* Directions
Output all the material that follows, exactly as given.

* Material for this exercise
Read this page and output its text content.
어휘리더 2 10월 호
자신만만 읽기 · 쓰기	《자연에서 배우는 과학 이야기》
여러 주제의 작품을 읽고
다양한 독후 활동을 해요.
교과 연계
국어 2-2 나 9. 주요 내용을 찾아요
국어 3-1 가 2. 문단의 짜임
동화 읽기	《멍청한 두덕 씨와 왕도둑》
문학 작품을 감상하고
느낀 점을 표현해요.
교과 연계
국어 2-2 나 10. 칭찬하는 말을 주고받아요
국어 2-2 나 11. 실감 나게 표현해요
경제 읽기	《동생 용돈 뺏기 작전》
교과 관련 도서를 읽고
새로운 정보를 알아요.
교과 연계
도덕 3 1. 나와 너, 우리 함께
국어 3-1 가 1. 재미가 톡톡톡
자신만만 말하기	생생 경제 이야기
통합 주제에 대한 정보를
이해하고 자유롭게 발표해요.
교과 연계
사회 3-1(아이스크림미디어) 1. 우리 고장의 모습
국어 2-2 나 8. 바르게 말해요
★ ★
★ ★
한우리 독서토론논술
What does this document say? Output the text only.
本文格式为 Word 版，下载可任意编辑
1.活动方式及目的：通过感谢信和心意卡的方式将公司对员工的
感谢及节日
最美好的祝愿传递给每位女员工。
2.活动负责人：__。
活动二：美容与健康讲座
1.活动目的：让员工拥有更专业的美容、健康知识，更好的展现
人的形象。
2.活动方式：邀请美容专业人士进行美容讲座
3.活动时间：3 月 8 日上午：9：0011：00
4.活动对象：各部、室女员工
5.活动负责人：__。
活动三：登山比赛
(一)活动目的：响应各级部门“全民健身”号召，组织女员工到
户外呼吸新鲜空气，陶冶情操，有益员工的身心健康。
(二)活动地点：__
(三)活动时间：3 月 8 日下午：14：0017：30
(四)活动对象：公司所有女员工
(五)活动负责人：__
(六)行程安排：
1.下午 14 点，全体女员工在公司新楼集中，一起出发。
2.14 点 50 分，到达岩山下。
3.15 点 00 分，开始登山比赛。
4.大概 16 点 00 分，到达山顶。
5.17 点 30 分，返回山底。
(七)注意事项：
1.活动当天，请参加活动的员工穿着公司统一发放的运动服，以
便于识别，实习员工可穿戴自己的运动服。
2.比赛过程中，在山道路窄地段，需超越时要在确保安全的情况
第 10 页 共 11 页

* Exercise solution
Read this page and output its text content.
어휘리더 2 10월 호
자신만만 읽기 · 쓰기	《자연에서 배우는 과학 이야기》
여러 주제의 작품을 읽고
다양한 독후 활동을 해요.
교과 연계
국어 2-2 나 9. 주요 내용을 찾아요
국어 3-1 가 2. 문단의 짜임
동화 읽기	《멍청한 두덕 씨와 왕도둑》
문학 작품을 감상하고
느낀 점을 표현해요.
교과 연계
국어 2-2 나 10. 칭찬하는 말을 주고받아요
국어 2-2 나 11. 실감 나게 표현해요
경제 읽기	《동생 용돈 뺏기 작전》
교과 관련 도서를 읽고
새로운 정보를 알아요.
교과 연계
도덕 3 1. 나와 너, 우리 함께
국어 3-1 가 1. 재미가 톡톡톡
자신만만 말하기	생생 경제 이야기
통합 주제에 대한 정보를
이해하고 자유롭게 발표해요.
교과 연계
사회 3-1(아이스크림미디어) 1. 우리 고장의 모습
국어 2-2 나 8. 바르게 말해요
★ ★
★ ★
한우리 독서토론논술
What does this document say? Output the text only.
本文格式为 Word 版，下载可任意编辑
1.活动方式及目的：通过感谢信和心意卡的方式将公司对员工的
感谢及节日
最美好的祝愿传递给每位女员工。
2.活动负责人：__。
活动二：美容与健康讲座
1.活动目的：让员工拥有更专业的美容、健康知识，更好的展现
人的形象。
2.活动方式：邀请美容专业人士进行美容讲座
3.活动时间：3 月 8 日上午：9：0011：00
4.活动对象：各部、室女员工
5.活动负责人：__。
活动三：登山比赛
(一)活动目的：响应各级部门“全民健身”号召，组织女员工到
户外呼吸新鲜空气，陶冶情操，有益员工的身心健康。
(二)活动地点：__
(三)活动时间：3 月 8 日下午：14：0017：30
(四)活动对象：公司所有女员工
(五)活动负责人：__
(六)行程安排：
1.下午 14 点，全体女员工在公司新楼集中，一起出发。
2.14 点 50 分，到达岩山下。
3.15 点 00 分，开始登山比赛。
4.大概 16 点 00 分，到达山顶。
5.17 点 30 分，返回山底。
(七)注意事项：
1.活动当天，请参加活动的员工穿着公司统一发放的运动服，以
便于识别，实习员工可穿戴自己的运动服。
2.比赛过程中，在山道路窄地段，需超越时要在确保安全的情况
第 10 页 共 11 页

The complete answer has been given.